**EXERCISE REQUIREMENTS:** Every line in the listing is to be echoed verbatim.

Entries taken from a collection
>>
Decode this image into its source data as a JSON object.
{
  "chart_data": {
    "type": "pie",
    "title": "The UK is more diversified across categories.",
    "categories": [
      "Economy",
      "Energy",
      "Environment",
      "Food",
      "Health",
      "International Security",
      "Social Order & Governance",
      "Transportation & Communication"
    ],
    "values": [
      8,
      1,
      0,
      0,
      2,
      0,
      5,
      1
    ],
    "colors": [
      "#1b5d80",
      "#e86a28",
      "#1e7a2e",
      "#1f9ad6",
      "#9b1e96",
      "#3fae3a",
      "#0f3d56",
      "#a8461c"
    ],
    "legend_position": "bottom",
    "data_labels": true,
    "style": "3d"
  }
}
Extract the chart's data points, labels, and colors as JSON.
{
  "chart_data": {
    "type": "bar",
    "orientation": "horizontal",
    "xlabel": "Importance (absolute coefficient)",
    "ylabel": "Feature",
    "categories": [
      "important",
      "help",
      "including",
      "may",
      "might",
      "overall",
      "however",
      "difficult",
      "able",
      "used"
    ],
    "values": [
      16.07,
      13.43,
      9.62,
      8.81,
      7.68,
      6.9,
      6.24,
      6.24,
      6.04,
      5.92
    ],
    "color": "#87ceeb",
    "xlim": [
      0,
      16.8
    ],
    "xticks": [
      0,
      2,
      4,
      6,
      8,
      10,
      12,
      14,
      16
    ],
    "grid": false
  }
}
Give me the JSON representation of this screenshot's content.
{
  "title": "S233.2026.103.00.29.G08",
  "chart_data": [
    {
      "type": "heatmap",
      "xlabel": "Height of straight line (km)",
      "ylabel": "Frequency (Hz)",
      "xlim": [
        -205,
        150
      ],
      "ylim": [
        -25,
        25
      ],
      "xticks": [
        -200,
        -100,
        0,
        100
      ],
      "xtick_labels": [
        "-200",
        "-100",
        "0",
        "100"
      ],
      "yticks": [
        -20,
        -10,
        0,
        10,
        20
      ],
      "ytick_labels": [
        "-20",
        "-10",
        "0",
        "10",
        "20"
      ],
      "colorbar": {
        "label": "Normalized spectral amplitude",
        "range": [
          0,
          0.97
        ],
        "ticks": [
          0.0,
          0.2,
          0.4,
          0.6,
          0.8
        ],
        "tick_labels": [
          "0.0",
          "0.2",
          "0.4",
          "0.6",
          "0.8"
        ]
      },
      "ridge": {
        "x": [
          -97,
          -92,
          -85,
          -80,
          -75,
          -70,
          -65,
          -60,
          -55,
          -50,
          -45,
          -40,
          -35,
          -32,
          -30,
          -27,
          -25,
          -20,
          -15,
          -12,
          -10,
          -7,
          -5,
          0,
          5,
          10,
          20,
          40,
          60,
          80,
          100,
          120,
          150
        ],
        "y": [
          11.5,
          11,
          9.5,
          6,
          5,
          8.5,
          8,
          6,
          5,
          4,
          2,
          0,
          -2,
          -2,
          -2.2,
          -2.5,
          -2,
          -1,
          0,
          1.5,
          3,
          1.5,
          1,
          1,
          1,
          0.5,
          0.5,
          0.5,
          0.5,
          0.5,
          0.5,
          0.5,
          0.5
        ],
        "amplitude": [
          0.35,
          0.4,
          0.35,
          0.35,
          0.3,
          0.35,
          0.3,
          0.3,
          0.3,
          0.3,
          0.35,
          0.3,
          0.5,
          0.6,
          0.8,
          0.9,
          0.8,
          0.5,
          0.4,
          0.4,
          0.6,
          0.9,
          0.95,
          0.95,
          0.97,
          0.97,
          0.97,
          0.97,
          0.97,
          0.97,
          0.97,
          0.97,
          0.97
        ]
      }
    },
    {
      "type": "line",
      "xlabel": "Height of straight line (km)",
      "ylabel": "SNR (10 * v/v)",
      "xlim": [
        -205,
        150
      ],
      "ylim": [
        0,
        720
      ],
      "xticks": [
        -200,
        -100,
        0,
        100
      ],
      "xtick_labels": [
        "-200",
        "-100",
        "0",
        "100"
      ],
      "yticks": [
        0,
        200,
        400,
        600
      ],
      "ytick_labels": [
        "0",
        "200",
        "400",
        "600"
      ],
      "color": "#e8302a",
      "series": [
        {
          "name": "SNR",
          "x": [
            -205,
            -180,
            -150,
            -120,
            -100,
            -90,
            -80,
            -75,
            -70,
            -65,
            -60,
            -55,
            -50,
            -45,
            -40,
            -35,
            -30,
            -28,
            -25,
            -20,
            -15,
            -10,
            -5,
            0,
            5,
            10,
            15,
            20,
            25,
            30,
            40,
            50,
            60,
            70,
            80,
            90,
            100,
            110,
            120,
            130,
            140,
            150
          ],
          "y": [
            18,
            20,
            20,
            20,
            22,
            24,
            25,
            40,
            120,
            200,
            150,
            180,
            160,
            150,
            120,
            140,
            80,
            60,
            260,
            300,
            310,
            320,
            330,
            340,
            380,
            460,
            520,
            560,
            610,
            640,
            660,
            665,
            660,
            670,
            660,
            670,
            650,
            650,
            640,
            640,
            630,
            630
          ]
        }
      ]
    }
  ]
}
<<
**FULL RESPONSE:**
Decode this image into its source data as a JSON object.
{
  "chart_data": {
    "type": "pie",
    "title": "The UK is more diversified across categories.",
    "categories": [
      "Economy",
      "Energy",
      "Environment",
      "Food",
      "Health",
      "International Security",
      "Social Order & Governance",
      "Transportation & Communication"
    ],
    "values": [
      8,
      1,
      0,
      0,
      2,
      0,
      5,
      1
    ],
    "colors": [
      "#1b5d80",
      "#e86a28",
      "#1e7a2e",
      "#1f9ad6",
      "#9b1e96",
      "#3fae3a",
      "#0f3d56",
      "#a8461c"
    ],
    "legend_position": "bottom",
    "data_labels": true,
    "style": "3d"
  }
}
Extract the chart's data points, labels, and colors as JSON.
{
  "chart_data": {
    "type": "bar",
    "orientation": "horizontal",
    "xlabel": "Importance (absolute coefficient)",
    "ylabel": "Feature",
    "categories": [
      "important",
      "help",
      "including",
      "may",
      "might",
      "overall",
      "however",
      "difficult",
      "able",
      "used"
    ],
    "values": [
      16.07,
      13.43,
      9.62,
      8.81,
      7.68,
      6.9,
      6.24,
      6.24,
      6.04,
      5.92
    ],
    "color": "#87ceeb",
    "xlim": [
      0,
      16.8
    ],
    "xticks": [
      0,
      2,
      4,
      6,
      8,
      10,
      12,
      14,
      16
    ],
    "grid": false
  }
}
Give me the JSON representation of this screenshot's content.
{
  "title": "S233.2026.103.00.29.G08",
  "chart_data": [
    {
      "type": "heatmap",
      "xlabel": "Height of straight line (km)",
      "ylabel": "Frequency (Hz)",
      "xlim": [
        -205,
        150
      ],
      "ylim": [
        -25,
        25
      ],
      "xticks": [
        -200,
        -100,
        0,
        100
      ],
      "xtick_labels": [
        "-200",
        "-100",
        "0",
        "100"
      ],
      "yticks": [
        -20,
        -10,
        0,
        10,
        20
      ],
      "ytick_labels": [
        "-20",
        "-10",
        "0",
        "10",
        "20"
      ],
      "colorbar": {
        "label": "Normalized spectral amplitude",
        "range": [
          0,
          0.97
        ],
        "ticks": [
          0.0,
          0.2,
          0.4,
          0.6,
          0.8
        ],
        "tick_labels": [
          "0.0",
          "0.2",
          "0.4",
          "0.6",
          "0.8"
        ]
      },
      "ridge": {
        "x": [
          -97,
          -92,
          -85,
          -80,
          -75,
          -70,
          -65,
          -60,
          -55,
          -50,
          -45,
          -40,
          -35,
          -32,
          -30,
          -27,
          -25,
          -20,
          -15,
          -12,
          -10,
          -7,
          -5,
          0,
          5,
          10,
          20,
          40,
          60,
          80,
          100,
          120,
          150
        ],
        "y": [
          11.5,
          11,
          9.5,
          6,
          5,
          8.5,
          8,
          6,
          5,
          4,
          2,
          0,
          -2,
          -2,
          -2.2,
          -2.5,
          -2,
          -1,
          0,
          1.5,
          3,
          1.5,
          1,
          1,
          1,
          0.5,
          0.5,
          0.5,
          0.5,
          0.5,
          0.5,
          0.5,
          0.5
        ],
        "amplitude": [
          0.35,
          0.4,
          0.35,
          0.35,
          0.3,
          0.35,
          0.3,
          0.3,
          0.3,
          0.3,
          0.35,
          0.3,
          0.5,
          0.6,
          0.8,
          0.9,
          0.8,
          0.5,
          0.4,
          0.4,
          0.6,
          0.9,
          0.95,
          0.95,
          0.97,
          0.97,
          0.97,
          0.97,
          0.97,
          0.97,
          0.97,
          0.97,
          0.97
        ]
      }
    },
    {
      "type": "line",
      "xlabel": "Height of straight line (km)",
      "ylabel": "SNR (10 * v/v)",
      "xlim": [
        -205,
        150
      ],
      "ylim": [
        0,
        720
      ],
      "xticks": [
        -200,
        -100,
        0,
        100
      ],
      "xtick_labels": [
        "-200",
        "-100",
        "0",
        "100"
      ],
      "yticks": [
        0,
        200,
        400,
        600
      ],
      "ytick_labels": [
        "0",
        "200",
        "400",
        "600"
      ],
      "color": "#e8302a",
      "series": [
        {
          "name": "SNR",
          "x": [
            -205,
            -180,
            -150,
            -120,
            -100,
            -90,
            -80,
            -75,
            -70,
            -65,
            -60,
            -55,
            -50,
            -45,
            -40,
            -35,
            -30,
            -28,
            -25,
            -20,
            -15,
            -10,
            -5,
            0,
            5,
            10,
            15,
            20,
            25,
            30,
            40,
            50,
            60,
            70,
            80,
            90,
            100,
            110,
            120,
            130,
            140,
            150
          ],
          "y": [
            18,
            20,
            20,
            20,
            22,
            24,
            25,
            40,
            120,
            200,
            150,
            180,
            160,
            150,
            120,
            140,
            80,
            60,
            260,
            300,
            310,
            320,
            330,
            340,
            380,
            460,
            520,
            560,
            610,
            640,
            660,
            665,
            660,
            670,
            660,
            670,
            650,
            650,
            640,
            640,
            630,
            630
          ]
        }
      ]
    }
  ]
}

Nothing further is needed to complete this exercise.